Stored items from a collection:
########################################

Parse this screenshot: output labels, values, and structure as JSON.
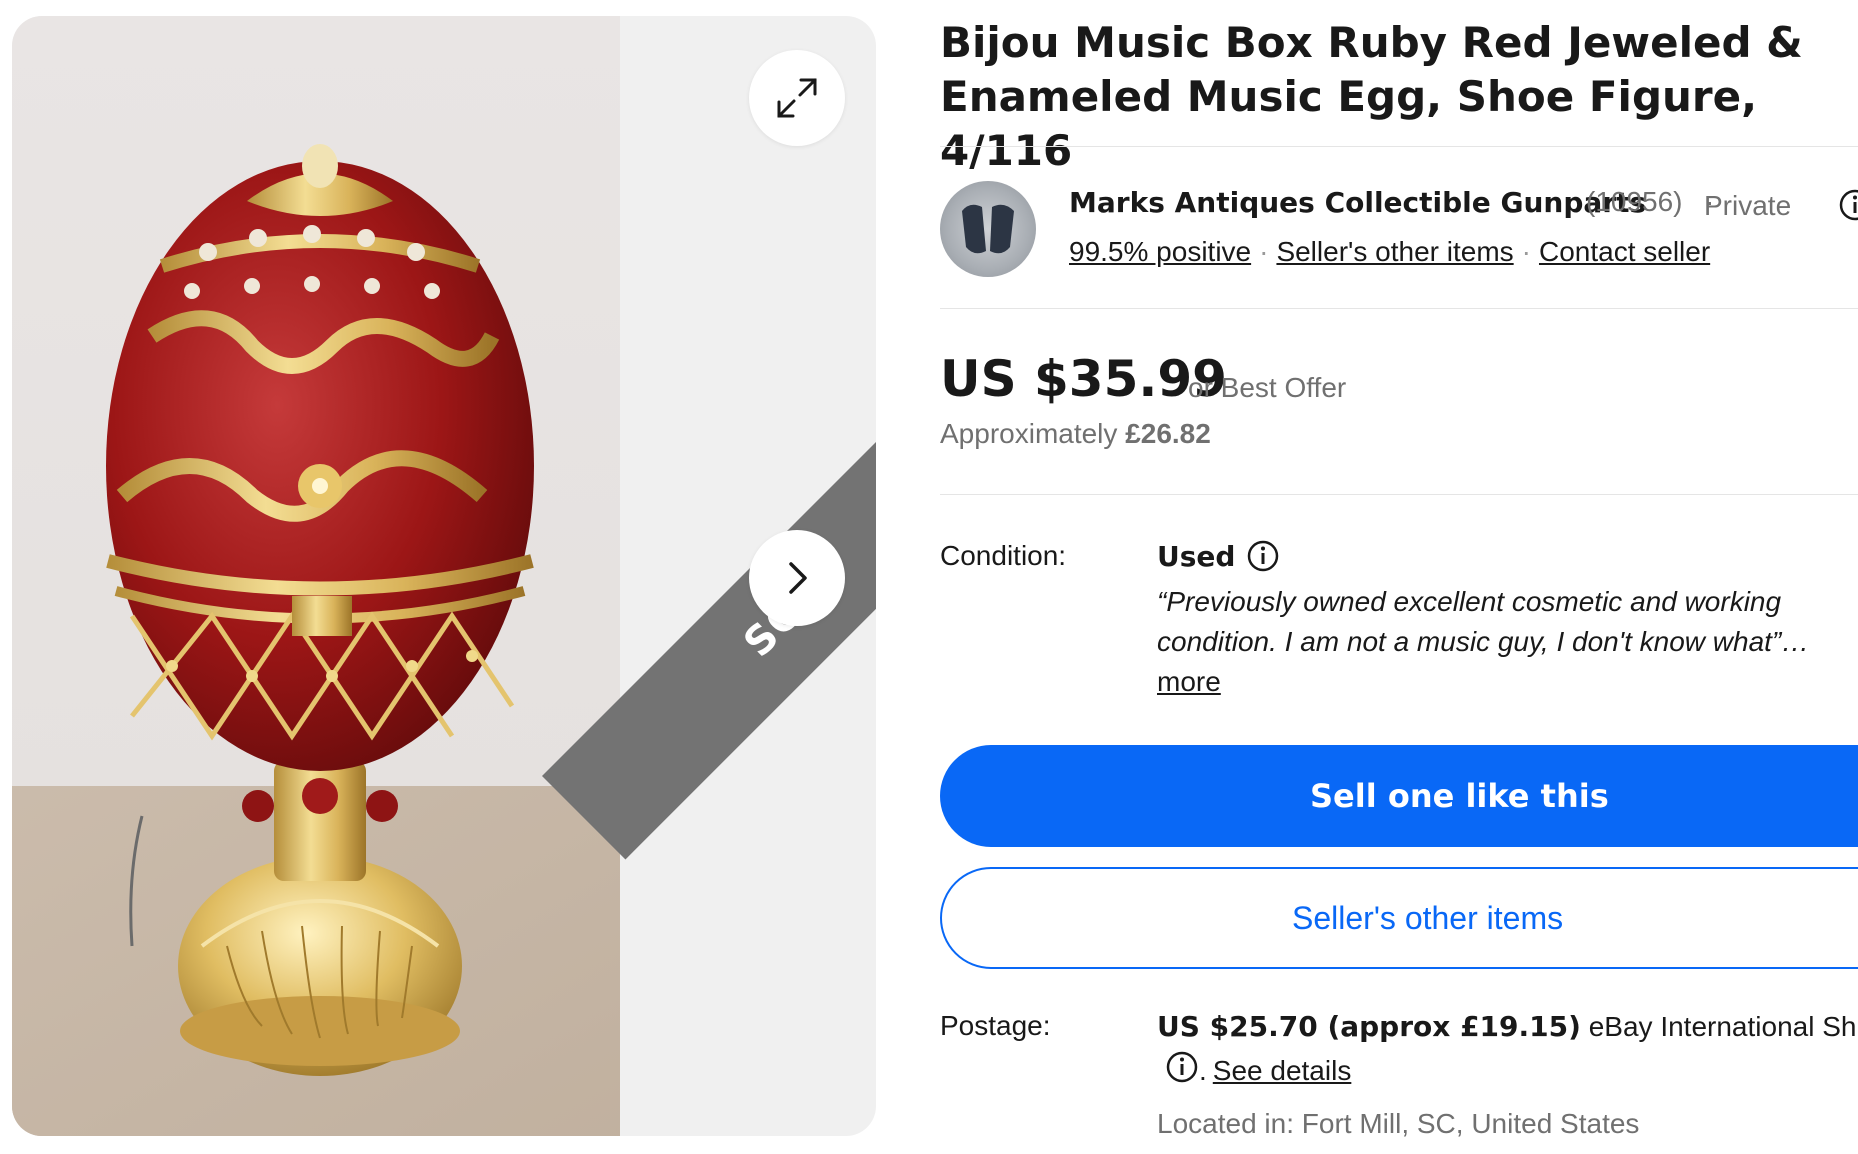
{
  "listing": {
    "title": "Bijou Music Box Ruby Red Jeweled & Enameled Music Egg, Shoe Figure, 4/116",
    "sold_badge": "SOLD"
  },
  "seller": {
    "name": "Marks Antiques Collectible Gunparts",
    "feedback_count": "(10956)",
    "account_type": "Private",
    "positive_link": "99.5% positive",
    "other_items_link": "Seller's other items",
    "contact_link": "Contact seller"
  },
  "price": {
    "amount": "US $35.99",
    "offer_text": "or Best Offer",
    "approx_label": "Approximately",
    "approx_value": "£26.82"
  },
  "condition": {
    "label": "Condition:",
    "value": "Used",
    "quote": "“Previously owned excellent cosmetic and working condition. I am not a music guy, I don't know what”…",
    "more_link": "more"
  },
  "actions": {
    "sell_button": "Sell one like this",
    "other_items_button": "Seller's other items"
  },
  "postage": {
    "label": "Postage:",
    "cost": "US $25.70 (approx £19.15)",
    "service": "eBay International Shipping",
    "details_link": "See details",
    "located": "Located in: Fort Mill, SC, United States"
  },
  "colors": {
    "primary_blue": "#0968f6",
    "sold_ribbon": "#737373",
    "muted_text": "#707070"
  },
  "icons": {
    "expand": "expand-icon",
    "next": "chevron-right-icon",
    "info": "info-icon"
  }
}
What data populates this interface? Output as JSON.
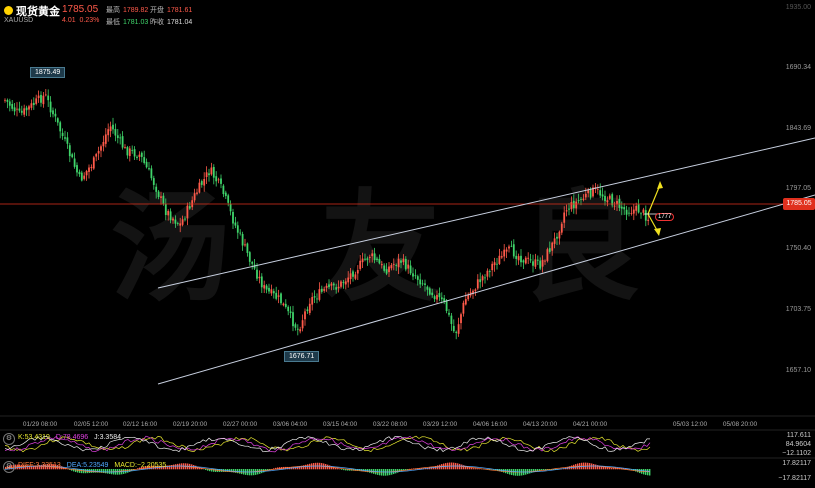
{
  "header": {
    "name": "现货黄金",
    "code": "XAUUSD",
    "price": "1785.05",
    "change": "4.01",
    "change_pct": "0.23%",
    "high_label": "最高",
    "high": "1789.82",
    "open_label": "开盘",
    "open": "1781.61",
    "low_label": "最低",
    "low": "1781.03",
    "prev_label": "昨收",
    "prev": "1781.04"
  },
  "price_axis": [
    "1690.34",
    "1843.69",
    "1797.05",
    "1750.40",
    "1703.75",
    "1657.10"
  ],
  "price_axis_top": "1935.00",
  "current_price": "1785.05",
  "callouts": {
    "high": "1875.49",
    "low": "1676.71"
  },
  "drawing_label": "1777",
  "watermark": [
    "汤",
    "友",
    "良"
  ],
  "dates": [
    "01/29 08:00",
    "02/05 12:00",
    "02/12 16:00",
    "02/19 20:00",
    "02/27 00:00",
    "03/06 04:00",
    "03/15 04:00",
    "03/22 08:00",
    "03/29 12:00",
    "04/06 16:00",
    "04/13 20:00",
    "04/21 00:00",
    "05/03 12:00",
    "05/08 20:00"
  ],
  "kdj": {
    "k": "K:53.4319",
    "d": "D:78.4696",
    "j": "J:3.3584"
  },
  "kdj_axis": [
    "117.611",
    "84.9604",
    "−12.1102"
  ],
  "macd": {
    "diff": "DIFF:3.33513",
    "dea": "DEA:5.23549",
    "macd": "MACD:−2.20535"
  },
  "macd_axis": [
    "17.82117",
    "−17.82117"
  ],
  "colors": {
    "up": "#ff5a4a",
    "down": "#3fd46a",
    "channel": "#c8d0e0",
    "price_line": "#e0301e"
  }
}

########################################

Retype the listing exactly. Pictures do not belong in the copy.

Parse this screenshot: output labels, values, and structure as JSON.
{
  "listing": {
    "title": "Bijou Music Box Ruby Red Jeweled & Enameled Music Egg, Shoe Figure, 4/116",
    "sold_badge": "SOLD"
  },
  "seller": {
    "name": "Marks Antiques Collectible Gunparts",
    "feedback_count": "(10956)",
    "account_type": "Private",
    "positive_link": "99.5% positive",
    "other_items_link": "Seller's other items",
    "contact_link": "Contact seller"
  },
  "price": {
    "amount": "US $35.99",
    "offer_text": "or Best Offer",
    "approx_label": "Approximately",
    "approx_value": "£26.82"
  },
  "condition": {
    "label": "Condition:",
    "value": "Used",
    "quote": "“Previously owned excellent cosmetic and working condition. I am not a music guy, I don't know what”…",
    "more_link": "more"
  },
  "actions": {
    "sell_button": "Sell one like this",
    "other_items_button": "Seller's other items"
  },
  "postage": {
    "label": "Postage:",
    "cost": "US $25.70 (approx £19.15)",
    "service": "eBay International Shipping",
    "details_link": "See details",
    "located": "Located in: Fort Mill, SC, United States"
  },
  "colors": {
    "primary_blue": "#0968f6",
    "sold_ribbon": "#737373",
    "muted_text": "#707070"
  },
  "icons": {
    "expand": "expand-icon",
    "next": "chevron-right-icon",
    "info": "info-icon"
  }
}
What data populates this interface? Output as JSON.
{
  "header": {
    "name": "现货黄金",
    "code": "XAUUSD",
    "price": "1785.05",
    "change": "4.01",
    "change_pct": "0.23%",
    "high_label": "最高",
    "high": "1789.82",
    "open_label": "开盘",
    "open": "1781.61",
    "low_label": "最低",
    "low": "1781.03",
    "prev_label": "昨收",
    "prev": "1781.04"
  },
  "price_axis": [
    "1690.34",
    "1843.69",
    "1797.05",
    "1750.40",
    "1703.75",
    "1657.10"
  ],
  "price_axis_top": "1935.00",
  "current_price": "1785.05",
  "callouts": {
    "high": "1875.49",
    "low": "1676.71"
  },
  "drawing_label": "1777",
  "watermark": [
    "汤",
    "友",
    "良"
  ],
  "dates": [
    "01/29 08:00",
    "02/05 12:00",
    "02/12 16:00",
    "02/19 20:00",
    "02/27 00:00",
    "03/06 04:00",
    "03/15 04:00",
    "03/22 08:00",
    "03/29 12:00",
    "04/06 16:00",
    "04/13 20:00",
    "04/21 00:00",
    "05/03 12:00",
    "05/08 20:00"
  ],
  "kdj": {
    "k": "K:53.4319",
    "d": "D:78.4696",
    "j": "J:3.3584"
  },
  "kdj_axis": [
    "117.611",
    "84.9604",
    "−12.1102"
  ],
  "macd": {
    "diff": "DIFF:3.33513",
    "dea": "DEA:5.23549",
    "macd": "MACD:−2.20535"
  },
  "macd_axis": [
    "17.82117",
    "−17.82117"
  ],
  "colors": {
    "up": "#ff5a4a",
    "down": "#3fd46a",
    "channel": "#c8d0e0",
    "price_line": "#e0301e"
  }
}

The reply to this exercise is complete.